* What is needed: You are to retype all of the data exactly as it appears.

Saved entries
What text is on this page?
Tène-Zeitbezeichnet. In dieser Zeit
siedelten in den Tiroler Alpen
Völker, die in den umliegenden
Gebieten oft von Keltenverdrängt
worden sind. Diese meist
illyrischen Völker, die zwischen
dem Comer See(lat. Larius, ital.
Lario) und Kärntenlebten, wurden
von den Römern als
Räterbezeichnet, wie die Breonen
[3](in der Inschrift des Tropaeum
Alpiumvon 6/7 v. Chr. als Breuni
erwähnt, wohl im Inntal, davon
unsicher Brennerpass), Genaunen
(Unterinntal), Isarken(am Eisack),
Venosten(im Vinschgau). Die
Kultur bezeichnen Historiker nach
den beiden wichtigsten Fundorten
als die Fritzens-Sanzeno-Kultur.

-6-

* Output of the task:
What text is on this page?
Tène-Zeitbezeichnet. In dieser Zeit
siedelten in den Tiroler Alpen
Völker, die in den umliegenden
Gebieten oft von Keltenverdrängt
worden sind. Diese meist
illyrischen Völker, die zwischen
dem Comer See(lat. Larius, ital.
Lario) und Kärntenlebten, wurden
von den Römern als
Räterbezeichnet, wie die Breonen
[3](in der Inschrift des Tropaeum
Alpiumvon 6/7 v. Chr. als Breuni
erwähnt, wohl im Inntal, davon
unsicher Brennerpass), Genaunen
(Unterinntal), Isarken(am Eisack),
Venosten(im Vinschgau). Die
Kultur bezeichnen Historiker nach
den beiden wichtigsten Fundorten
als die Fritzens-Sanzeno-Kultur.

-6-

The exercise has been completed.